> [What is expected]
Copy out every line of the data below without changing anything.

> [Records supplied]
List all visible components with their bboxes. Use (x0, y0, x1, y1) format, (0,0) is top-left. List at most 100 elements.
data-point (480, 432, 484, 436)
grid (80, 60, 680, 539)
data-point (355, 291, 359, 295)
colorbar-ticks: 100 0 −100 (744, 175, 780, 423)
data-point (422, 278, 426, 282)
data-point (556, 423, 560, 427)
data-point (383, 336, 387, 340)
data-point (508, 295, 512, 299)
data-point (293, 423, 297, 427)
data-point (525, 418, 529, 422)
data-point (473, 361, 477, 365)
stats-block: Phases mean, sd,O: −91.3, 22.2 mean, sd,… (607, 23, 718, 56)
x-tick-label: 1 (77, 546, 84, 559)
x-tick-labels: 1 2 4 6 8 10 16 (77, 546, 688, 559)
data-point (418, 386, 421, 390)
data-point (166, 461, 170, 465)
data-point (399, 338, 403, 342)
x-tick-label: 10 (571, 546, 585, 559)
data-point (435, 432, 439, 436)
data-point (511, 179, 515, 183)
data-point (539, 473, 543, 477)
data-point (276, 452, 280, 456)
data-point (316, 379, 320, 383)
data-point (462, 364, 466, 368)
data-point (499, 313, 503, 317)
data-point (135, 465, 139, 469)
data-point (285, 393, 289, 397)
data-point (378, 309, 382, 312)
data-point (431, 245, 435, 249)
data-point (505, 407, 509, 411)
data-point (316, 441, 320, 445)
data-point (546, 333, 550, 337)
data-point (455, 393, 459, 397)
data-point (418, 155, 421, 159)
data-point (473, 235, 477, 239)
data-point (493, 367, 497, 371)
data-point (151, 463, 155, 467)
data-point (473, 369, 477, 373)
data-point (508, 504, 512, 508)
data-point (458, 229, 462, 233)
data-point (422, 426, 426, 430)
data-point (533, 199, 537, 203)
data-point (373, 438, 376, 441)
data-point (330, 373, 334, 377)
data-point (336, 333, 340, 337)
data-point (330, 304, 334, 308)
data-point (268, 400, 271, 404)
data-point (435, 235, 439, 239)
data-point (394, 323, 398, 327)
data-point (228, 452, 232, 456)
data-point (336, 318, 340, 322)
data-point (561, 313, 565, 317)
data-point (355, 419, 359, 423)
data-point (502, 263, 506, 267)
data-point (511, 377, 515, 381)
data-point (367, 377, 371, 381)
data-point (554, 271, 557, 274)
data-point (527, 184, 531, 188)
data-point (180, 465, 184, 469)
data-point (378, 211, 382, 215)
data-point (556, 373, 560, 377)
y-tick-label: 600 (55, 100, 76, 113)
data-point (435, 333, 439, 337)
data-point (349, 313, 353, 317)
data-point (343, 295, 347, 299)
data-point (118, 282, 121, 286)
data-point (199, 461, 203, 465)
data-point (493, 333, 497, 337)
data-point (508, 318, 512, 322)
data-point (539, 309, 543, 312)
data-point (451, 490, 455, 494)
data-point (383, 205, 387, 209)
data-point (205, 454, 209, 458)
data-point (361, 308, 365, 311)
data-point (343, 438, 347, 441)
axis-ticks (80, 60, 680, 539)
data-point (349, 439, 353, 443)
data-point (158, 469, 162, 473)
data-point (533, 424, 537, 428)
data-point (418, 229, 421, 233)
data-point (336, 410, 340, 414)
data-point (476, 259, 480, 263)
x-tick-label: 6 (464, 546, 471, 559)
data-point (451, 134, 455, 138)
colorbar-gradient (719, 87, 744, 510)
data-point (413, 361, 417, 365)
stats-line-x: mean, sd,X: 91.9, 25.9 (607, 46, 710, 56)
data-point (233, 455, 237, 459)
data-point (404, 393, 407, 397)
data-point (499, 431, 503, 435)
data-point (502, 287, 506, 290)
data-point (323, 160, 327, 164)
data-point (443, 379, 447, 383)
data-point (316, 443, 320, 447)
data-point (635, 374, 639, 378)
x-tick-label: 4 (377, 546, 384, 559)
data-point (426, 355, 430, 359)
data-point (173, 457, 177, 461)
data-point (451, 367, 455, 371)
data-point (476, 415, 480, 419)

> [Solution]
List all visible components with their bboxes. Use (x0, y0, x1, y1) format, (0,0) is top-left. List at most 100 elements.
data-point (480, 432, 484, 436)
grid (80, 60, 680, 539)
data-point (355, 291, 359, 295)
colorbar-ticks: 100 0 −100 (744, 175, 780, 423)
data-point (422, 278, 426, 282)
data-point (556, 423, 560, 427)
data-point (383, 336, 387, 340)
data-point (508, 295, 512, 299)
data-point (293, 423, 297, 427)
data-point (525, 418, 529, 422)
data-point (473, 361, 477, 365)
stats-block: Phases mean, sd,O: −91.3, 22.2 mean, sd,… (607, 23, 718, 56)
x-tick-label: 1 (77, 546, 84, 559)
x-tick-labels: 1 2 4 6 8 10 16 (77, 546, 688, 559)
data-point (418, 386, 421, 390)
data-point (166, 461, 170, 465)
data-point (399, 338, 403, 342)
x-tick-label: 10 (571, 546, 585, 559)
data-point (435, 432, 439, 436)
data-point (511, 179, 515, 183)
data-point (539, 473, 543, 477)
data-point (276, 452, 280, 456)
data-point (316, 379, 320, 383)
data-point (462, 364, 466, 368)
data-point (499, 313, 503, 317)
data-point (135, 465, 139, 469)
data-point (285, 393, 289, 397)
data-point (378, 309, 382, 312)
data-point (431, 245, 435, 249)
data-point (505, 407, 509, 411)
data-point (316, 441, 320, 445)
data-point (546, 333, 550, 337)
data-point (455, 393, 459, 397)
data-point (418, 155, 421, 159)
data-point (473, 235, 477, 239)
data-point (493, 367, 497, 371)
data-point (151, 463, 155, 467)
data-point (473, 369, 477, 373)
data-point (508, 504, 512, 508)
data-point (458, 229, 462, 233)
data-point (422, 426, 426, 430)
data-point (533, 199, 537, 203)
data-point (373, 438, 376, 441)
data-point (330, 373, 334, 377)
data-point (336, 333, 340, 337)
data-point (330, 304, 334, 308)
data-point (268, 400, 271, 404)
data-point (435, 235, 439, 239)
data-point (394, 323, 398, 327)
data-point (228, 452, 232, 456)
data-point (336, 318, 340, 322)
data-point (561, 313, 565, 317)
data-point (355, 419, 359, 423)
data-point (502, 263, 506, 267)
data-point (511, 377, 515, 381)
data-point (367, 377, 371, 381)
data-point (554, 271, 557, 274)
data-point (527, 184, 531, 188)
data-point (180, 465, 184, 469)
data-point (378, 211, 382, 215)
data-point (556, 373, 560, 377)
y-tick-label: 600 (55, 100, 76, 113)
data-point (435, 333, 439, 337)
data-point (349, 313, 353, 317)
data-point (343, 295, 347, 299)
data-point (118, 282, 121, 286)
data-point (199, 461, 203, 465)
data-point (493, 333, 497, 337)
data-point (508, 318, 512, 322)
data-point (539, 309, 543, 312)
data-point (451, 490, 455, 494)
data-point (383, 205, 387, 209)
data-point (205, 454, 209, 458)
data-point (361, 308, 365, 311)
data-point (343, 438, 347, 441)
axis-ticks (80, 60, 680, 539)
data-point (349, 439, 353, 443)
data-point (158, 469, 162, 473)
data-point (533, 424, 537, 428)
data-point (418, 229, 421, 233)
data-point (336, 410, 340, 414)
data-point (476, 259, 480, 263)
x-tick-label: 6 (464, 546, 471, 559)
data-point (451, 134, 455, 138)
colorbar-gradient (719, 87, 744, 510)
data-point (413, 361, 417, 365)
stats-line-x: mean, sd,X: 91.9, 25.9 (607, 46, 710, 56)
data-point (233, 455, 237, 459)
data-point (404, 393, 407, 397)
data-point (499, 431, 503, 435)
data-point (502, 287, 506, 290)
data-point (323, 160, 327, 164)
data-point (443, 379, 447, 383)
data-point (316, 443, 320, 447)
data-point (635, 374, 639, 378)
x-tick-label: 4 (377, 546, 384, 559)
data-point (426, 355, 430, 359)
data-point (173, 457, 177, 461)
data-point (451, 367, 455, 371)
data-point (476, 415, 480, 419)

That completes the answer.